• Set problem: Return the listing below word for word.

━━━ Records provided

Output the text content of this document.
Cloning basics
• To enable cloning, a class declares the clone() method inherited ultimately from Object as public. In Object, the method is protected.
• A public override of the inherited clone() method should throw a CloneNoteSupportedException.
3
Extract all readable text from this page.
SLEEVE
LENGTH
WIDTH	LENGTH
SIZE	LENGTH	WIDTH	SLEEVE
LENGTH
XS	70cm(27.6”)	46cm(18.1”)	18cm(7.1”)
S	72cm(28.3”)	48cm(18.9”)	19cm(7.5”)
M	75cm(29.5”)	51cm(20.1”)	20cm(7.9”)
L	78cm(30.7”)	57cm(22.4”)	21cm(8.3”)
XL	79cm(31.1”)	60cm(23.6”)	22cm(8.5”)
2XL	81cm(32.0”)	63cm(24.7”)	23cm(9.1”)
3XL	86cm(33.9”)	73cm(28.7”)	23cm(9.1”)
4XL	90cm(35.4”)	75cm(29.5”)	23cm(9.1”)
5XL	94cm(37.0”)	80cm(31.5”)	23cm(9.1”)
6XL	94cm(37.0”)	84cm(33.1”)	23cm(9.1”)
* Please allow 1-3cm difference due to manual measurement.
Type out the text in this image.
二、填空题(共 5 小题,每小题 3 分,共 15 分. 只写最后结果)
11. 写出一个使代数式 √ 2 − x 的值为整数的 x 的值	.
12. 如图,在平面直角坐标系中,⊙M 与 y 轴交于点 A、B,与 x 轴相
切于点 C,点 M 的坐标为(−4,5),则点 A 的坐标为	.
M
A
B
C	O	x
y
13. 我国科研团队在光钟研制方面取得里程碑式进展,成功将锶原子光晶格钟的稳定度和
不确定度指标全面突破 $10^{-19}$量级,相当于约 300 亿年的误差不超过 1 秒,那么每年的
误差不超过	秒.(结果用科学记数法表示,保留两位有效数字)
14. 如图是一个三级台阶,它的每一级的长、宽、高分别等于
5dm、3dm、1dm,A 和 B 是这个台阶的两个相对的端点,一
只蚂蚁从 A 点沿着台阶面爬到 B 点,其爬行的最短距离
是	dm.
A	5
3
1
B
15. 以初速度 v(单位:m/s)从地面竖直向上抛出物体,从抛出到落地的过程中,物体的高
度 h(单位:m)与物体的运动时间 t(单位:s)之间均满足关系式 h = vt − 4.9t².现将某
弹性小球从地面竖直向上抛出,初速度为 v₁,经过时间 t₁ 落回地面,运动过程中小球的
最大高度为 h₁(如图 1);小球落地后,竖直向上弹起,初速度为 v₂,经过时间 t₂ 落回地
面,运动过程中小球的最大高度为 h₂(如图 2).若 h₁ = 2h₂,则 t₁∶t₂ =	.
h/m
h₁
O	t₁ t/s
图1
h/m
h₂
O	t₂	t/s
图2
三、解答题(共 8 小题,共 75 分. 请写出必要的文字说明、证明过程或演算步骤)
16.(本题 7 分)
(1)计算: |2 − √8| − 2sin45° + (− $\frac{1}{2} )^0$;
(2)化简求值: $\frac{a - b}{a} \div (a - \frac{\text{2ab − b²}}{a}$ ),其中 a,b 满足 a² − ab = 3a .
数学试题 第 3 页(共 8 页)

━━━━━━

• The answer:
Output the text content of this document.
Cloning basics
• To enable cloning, a class declares the clone() method inherited ultimately from Object as public. In Object, the method is protected.
• A public override of the inherited clone() method should throw a CloneNoteSupportedException.
3
Extract all readable text from this page.
SLEEVE
LENGTH
WIDTH	LENGTH
SIZE	LENGTH	WIDTH	SLEEVE
LENGTH
XS	70cm(27.6”)	46cm(18.1”)	18cm(7.1”)
S	72cm(28.3”)	48cm(18.9”)	19cm(7.5”)
M	75cm(29.5”)	51cm(20.1”)	20cm(7.9”)
L	78cm(30.7”)	57cm(22.4”)	21cm(8.3”)
XL	79cm(31.1”)	60cm(23.6”)	22cm(8.5”)
2XL	81cm(32.0”)	63cm(24.7”)	23cm(9.1”)
3XL	86cm(33.9”)	73cm(28.7”)	23cm(9.1”)
4XL	90cm(35.4”)	75cm(29.5”)	23cm(9.1”)
5XL	94cm(37.0”)	80cm(31.5”)	23cm(9.1”)
6XL	94cm(37.0”)	84cm(33.1”)	23cm(9.1”)
* Please allow 1-3cm difference due to manual measurement.
Type out the text in this image.
二、填空题(共 5 小题,每小题 3 分,共 15 分. 只写最后结果)
11. 写出一个使代数式 √ 2 − x 的值为整数的 x 的值	.
12. 如图,在平面直角坐标系中,⊙M 与 y 轴交于点 A、B,与 x 轴相
切于点 C,点 M 的坐标为(−4,5),则点 A 的坐标为	.
M
A
B
C	O	x
y
13. 我国科研团队在光钟研制方面取得里程碑式进展,成功将锶原子光晶格钟的稳定度和
不确定度指标全面突破 $10^{-19}$量级,相当于约 300 亿年的误差不超过 1 秒,那么每年的
误差不超过	秒.(结果用科学记数法表示,保留两位有效数字)
14. 如图是一个三级台阶,它的每一级的长、宽、高分别等于
5dm、3dm、1dm,A 和 B 是这个台阶的两个相对的端点,一
只蚂蚁从 A 点沿着台阶面爬到 B 点,其爬行的最短距离
是	dm.
A	5
3
1
B
15. 以初速度 v(单位:m/s)从地面竖直向上抛出物体,从抛出到落地的过程中,物体的高
度 h(单位:m)与物体的运动时间 t(单位:s)之间均满足关系式 h = vt − 4.9t².现将某
弹性小球从地面竖直向上抛出,初速度为 v₁,经过时间 t₁ 落回地面,运动过程中小球的
最大高度为 h₁(如图 1);小球落地后,竖直向上弹起,初速度为 v₂,经过时间 t₂ 落回地
面,运动过程中小球的最大高度为 h₂(如图 2).若 h₁ = 2h₂,则 t₁∶t₂ =	.
h/m
h₁
O	t₁ t/s
图1
h/m
h₂
O	t₂	t/s
图2
三、解答题(共 8 小题,共 75 分. 请写出必要的文字说明、证明过程或演算步骤)
16.(本题 7 分)
(1)计算: |2 − √8| − 2sin45° + (− $\frac{1}{2} )^0$;
(2)化简求值: $\frac{a - b}{a} \div (a - \frac{\text{2ab − b²}}{a}$ ),其中 a,b 满足 a² − ab = 3a .
数学试题 第 3 页(共 8 页)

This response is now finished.